Without the images, print all the entries below exactly as given.

-- Data shown start --

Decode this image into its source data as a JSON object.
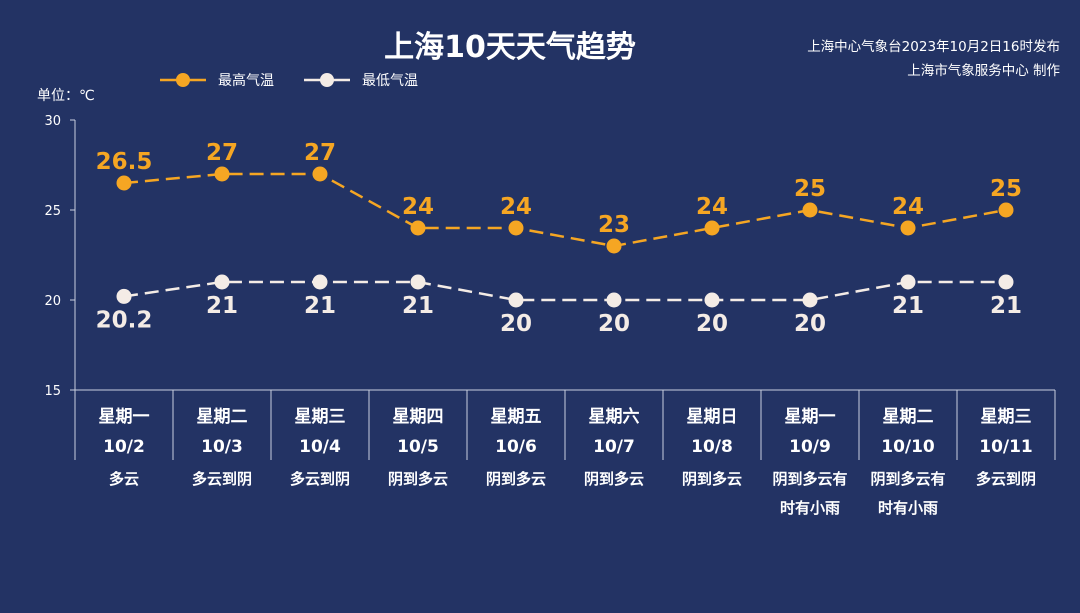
{
  "title": "上海10天天气趋势",
  "issuer": {
    "line1": "上海中心气象台2023年10月2日16时发布",
    "line2": "上海市气象服务中心 制作"
  },
  "unit_label": "单位：℃",
  "colors": {
    "background": "#233364",
    "max_series": "#f5a623",
    "min_series": "#f4ece6"
  },
  "chart_data": {
    "type": "line",
    "title": "上海10天天气趋势",
    "ylabel": "单位：℃",
    "ylim": [
      15,
      30
    ],
    "yticks": [
      15,
      20,
      25,
      30
    ],
    "grid": false,
    "legend_position": "top-left",
    "categories": [
      "10/2",
      "10/3",
      "10/4",
      "10/5",
      "10/6",
      "10/7",
      "10/8",
      "10/9",
      "10/10",
      "10/11"
    ],
    "weekdays": [
      "星期一",
      "星期二",
      "星期三",
      "星期四",
      "星期五",
      "星期六",
      "星期日",
      "星期一",
      "星期二",
      "星期三"
    ],
    "weather": [
      [
        "多云"
      ],
      [
        "多云到阴"
      ],
      [
        "多云到阴"
      ],
      [
        "阴到多云"
      ],
      [
        "阴到多云"
      ],
      [
        "阴到多云"
      ],
      [
        "阴到多云"
      ],
      [
        "阴到多云有",
        "时有小雨"
      ],
      [
        "阴到多云有",
        "时有小雨"
      ],
      [
        "多云到阴"
      ]
    ],
    "series": [
      {
        "name": "最高气温",
        "values": [
          26.5,
          27,
          27,
          24,
          24,
          23,
          24,
          25,
          24,
          25
        ],
        "labels": [
          "26.5",
          "27",
          "27",
          "24",
          "24",
          "23",
          "24",
          "25",
          "24",
          "25"
        ]
      },
      {
        "name": "最低气温",
        "values": [
          20.2,
          21,
          21,
          21,
          20,
          20,
          20,
          20,
          21,
          21
        ],
        "labels": [
          "20.2",
          "21",
          "21",
          "21",
          "20",
          "20",
          "20",
          "20",
          "21",
          "21"
        ]
      }
    ]
  }
}
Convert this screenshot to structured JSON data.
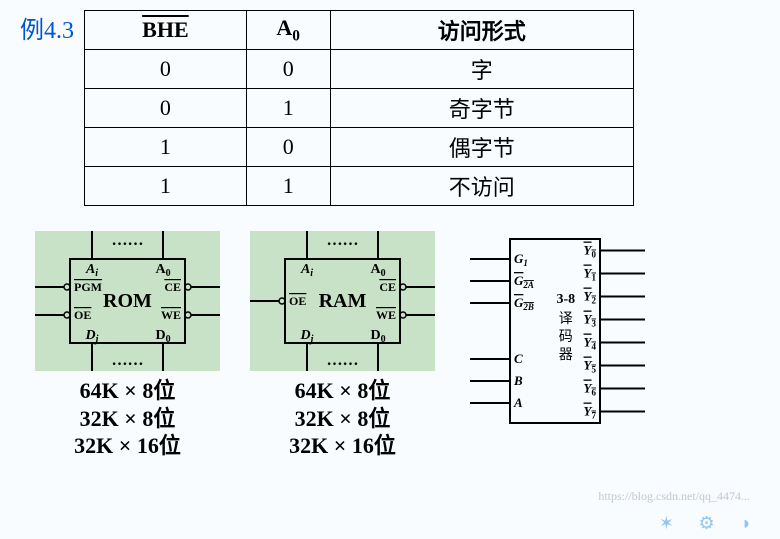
{
  "example_label": "例4.3",
  "table": {
    "headers": [
      "BHE",
      "A0",
      "访问形式"
    ],
    "header_sub": [
      true,
      true,
      false
    ],
    "header_overline": [
      true,
      false,
      false
    ],
    "rows": [
      [
        "0",
        "0",
        "字"
      ],
      [
        "0",
        "1",
        "奇字节"
      ],
      [
        "1",
        "0",
        "偶字节"
      ],
      [
        "1",
        "1",
        "不访问"
      ]
    ]
  },
  "chips": [
    {
      "bg": "#c8e2c8",
      "name": "ROM",
      "top_dots": "……",
      "bottom_dots": "……",
      "left_pins_top": [
        "Ai"
      ],
      "right_pins_top": [
        "A0"
      ],
      "left_mid": [
        "PGM",
        "OE"
      ],
      "right_mid": [
        "CE",
        "WE"
      ],
      "left_bot": [
        "Dj"
      ],
      "right_bot": [
        "D0"
      ],
      "overline_left_mid": [
        true,
        true
      ],
      "overline_right_mid": [
        true,
        true
      ],
      "sub_left_top": [
        true
      ],
      "sub_right_top": [
        true
      ],
      "sub_left_bot": [
        true
      ],
      "sub_right_bot": [
        true
      ],
      "sizes": [
        "64K × 8位",
        "32K × 8位",
        "32K × 16位"
      ]
    },
    {
      "bg": "#c8e2c8",
      "name": "RAM",
      "top_dots": "……",
      "bottom_dots": "……",
      "left_pins_top": [
        "Ai"
      ],
      "right_pins_top": [
        "A0"
      ],
      "left_mid": [
        "OE"
      ],
      "right_mid": [
        "CE",
        "WE"
      ],
      "left_bot": [
        "Dj"
      ],
      "right_bot": [
        "D0"
      ],
      "overline_left_mid": [
        true
      ],
      "overline_right_mid": [
        true,
        true
      ],
      "sub_left_top": [
        true
      ],
      "sub_right_top": [
        true
      ],
      "sub_left_bot": [
        true
      ],
      "sub_right_bot": [
        true
      ],
      "sizes": [
        "64K × 8位",
        "32K × 8位",
        "32K × 16位"
      ]
    }
  ],
  "decoder": {
    "left_pins": [
      {
        "label": "G",
        "sub": "1",
        "overline": false
      },
      {
        "label": "G",
        "sub": "2A",
        "overline": true
      },
      {
        "label": "G",
        "sub": "2B",
        "overline": true
      },
      {
        "label": "C",
        "sub": "",
        "overline": false
      },
      {
        "label": "B",
        "sub": "",
        "overline": false
      },
      {
        "label": "A",
        "sub": "",
        "overline": false
      }
    ],
    "right_pins": [
      {
        "label": "Y",
        "sub": "0",
        "overline": true
      },
      {
        "label": "Y",
        "sub": "1",
        "overline": true
      },
      {
        "label": "Y",
        "sub": "2",
        "overline": true
      },
      {
        "label": "Y",
        "sub": "3",
        "overline": true
      },
      {
        "label": "Y",
        "sub": "4",
        "overline": true
      },
      {
        "label": "Y",
        "sub": "5",
        "overline": true
      },
      {
        "label": "Y",
        "sub": "6",
        "overline": true
      },
      {
        "label": "Y",
        "sub": "7",
        "overline": true
      }
    ],
    "center_lines": [
      "3-8",
      "译",
      "码",
      "器"
    ]
  },
  "colors": {
    "bg": "#f8fcff",
    "chip_bg": "#c8e2c8",
    "stroke": "#000000",
    "label_blue": "#0055cc"
  },
  "watermark": "https://blog.csdn.net/qq_4474...",
  "decor": "✶ ⚙ ◑"
}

-- Data shown end --

▶ **Reply to the task**:
Decode this image into its source data as a JSON object.
{
  "title": "上海10天天气趋势",
  "issuer": {
    "line1": "上海中心气象台2023年10月2日16时发布",
    "line2": "上海市气象服务中心 制作"
  },
  "unit_label": "单位：℃",
  "colors": {
    "background": "#233364",
    "max_series": "#f5a623",
    "min_series": "#f4ece6"
  },
  "chart_data": {
    "type": "line",
    "title": "上海10天天气趋势",
    "ylabel": "单位：℃",
    "ylim": [
      15,
      30
    ],
    "yticks": [
      15,
      20,
      25,
      30
    ],
    "grid": false,
    "legend_position": "top-left",
    "categories": [
      "10/2",
      "10/3",
      "10/4",
      "10/5",
      "10/6",
      "10/7",
      "10/8",
      "10/9",
      "10/10",
      "10/11"
    ],
    "weekdays": [
      "星期一",
      "星期二",
      "星期三",
      "星期四",
      "星期五",
      "星期六",
      "星期日",
      "星期一",
      "星期二",
      "星期三"
    ],
    "weather": [
      [
        "多云"
      ],
      [
        "多云到阴"
      ],
      [
        "多云到阴"
      ],
      [
        "阴到多云"
      ],
      [
        "阴到多云"
      ],
      [
        "阴到多云"
      ],
      [
        "阴到多云"
      ],
      [
        "阴到多云有",
        "时有小雨"
      ],
      [
        "阴到多云有",
        "时有小雨"
      ],
      [
        "多云到阴"
      ]
    ],
    "series": [
      {
        "name": "最高气温",
        "values": [
          26.5,
          27,
          27,
          24,
          24,
          23,
          24,
          25,
          24,
          25
        ],
        "labels": [
          "26.5",
          "27",
          "27",
          "24",
          "24",
          "23",
          "24",
          "25",
          "24",
          "25"
        ]
      },
      {
        "name": "最低气温",
        "values": [
          20.2,
          21,
          21,
          21,
          20,
          20,
          20,
          20,
          21,
          21
        ],
        "labels": [
          "20.2",
          "21",
          "21",
          "21",
          "20",
          "20",
          "20",
          "20",
          "21",
          "21"
        ]
      }
    ]
  }
}
Convert this screenshot to structured JSON data.
{
  "example_label": "例4.3",
  "table": {
    "headers": [
      "BHE",
      "A0",
      "访问形式"
    ],
    "header_sub": [
      true,
      true,
      false
    ],
    "header_overline": [
      true,
      false,
      false
    ],
    "rows": [
      [
        "0",
        "0",
        "字"
      ],
      [
        "0",
        "1",
        "奇字节"
      ],
      [
        "1",
        "0",
        "偶字节"
      ],
      [
        "1",
        "1",
        "不访问"
      ]
    ]
  },
  "chips": [
    {
      "bg": "#c8e2c8",
      "name": "ROM",
      "top_dots": "……",
      "bottom_dots": "……",
      "left_pins_top": [
        "Ai"
      ],
      "right_pins_top": [
        "A0"
      ],
      "left_mid": [
        "PGM",
        "OE"
      ],
      "right_mid": [
        "CE",
        "WE"
      ],
      "left_bot": [
        "Dj"
      ],
      "right_bot": [
        "D0"
      ],
      "overline_left_mid": [
        true,
        true
      ],
      "overline_right_mid": [
        true,
        true
      ],
      "sub_left_top": [
        true
      ],
      "sub_right_top": [
        true
      ],
      "sub_left_bot": [
        true
      ],
      "sub_right_bot": [
        true
      ],
      "sizes": [
        "64K × 8位",
        "32K × 8位",
        "32K × 16位"
      ]
    },
    {
      "bg": "#c8e2c8",
      "name": "RAM",
      "top_dots": "……",
      "bottom_dots": "……",
      "left_pins_top": [
        "Ai"
      ],
      "right_pins_top": [
        "A0"
      ],
      "left_mid": [
        "OE"
      ],
      "right_mid": [
        "CE",
        "WE"
      ],
      "left_bot": [
        "Dj"
      ],
      "right_bot": [
        "D0"
      ],
      "overline_left_mid": [
        true
      ],
      "overline_right_mid": [
        true,
        true
      ],
      "sub_left_top": [
        true
      ],
      "sub_right_top": [
        true
      ],
      "sub_left_bot": [
        true
      ],
      "sub_right_bot": [
        true
      ],
      "sizes": [
        "64K × 8位",
        "32K × 8位",
        "32K × 16位"
      ]
    }
  ],
  "decoder": {
    "left_pins": [
      {
        "label": "G",
        "sub": "1",
        "overline": false
      },
      {
        "label": "G",
        "sub": "2A",
        "overline": true
      },
      {
        "label": "G",
        "sub": "2B",
        "overline": true
      },
      {
        "label": "C",
        "sub": "",
        "overline": false
      },
      {
        "label": "B",
        "sub": "",
        "overline": false
      },
      {
        "label": "A",
        "sub": "",
        "overline": false
      }
    ],
    "right_pins": [
      {
        "label": "Y",
        "sub": "0",
        "overline": true
      },
      {
        "label": "Y",
        "sub": "1",
        "overline": true
      },
      {
        "label": "Y",
        "sub": "2",
        "overline": true
      },
      {
        "label": "Y",
        "sub": "3",
        "overline": true
      },
      {
        "label": "Y",
        "sub": "4",
        "overline": true
      },
      {
        "label": "Y",
        "sub": "5",
        "overline": true
      },
      {
        "label": "Y",
        "sub": "6",
        "overline": true
      },
      {
        "label": "Y",
        "sub": "7",
        "overline": true
      }
    ],
    "center_lines": [
      "3-8",
      "译",
      "码",
      "器"
    ]
  },
  "colors": {
    "bg": "#f8fcff",
    "chip_bg": "#c8e2c8",
    "stroke": "#000000",
    "label_blue": "#0055cc"
  },
  "watermark": "https://blog.csdn.net/qq_4474...",
  "decor": "✶ ⚙ ◑"
}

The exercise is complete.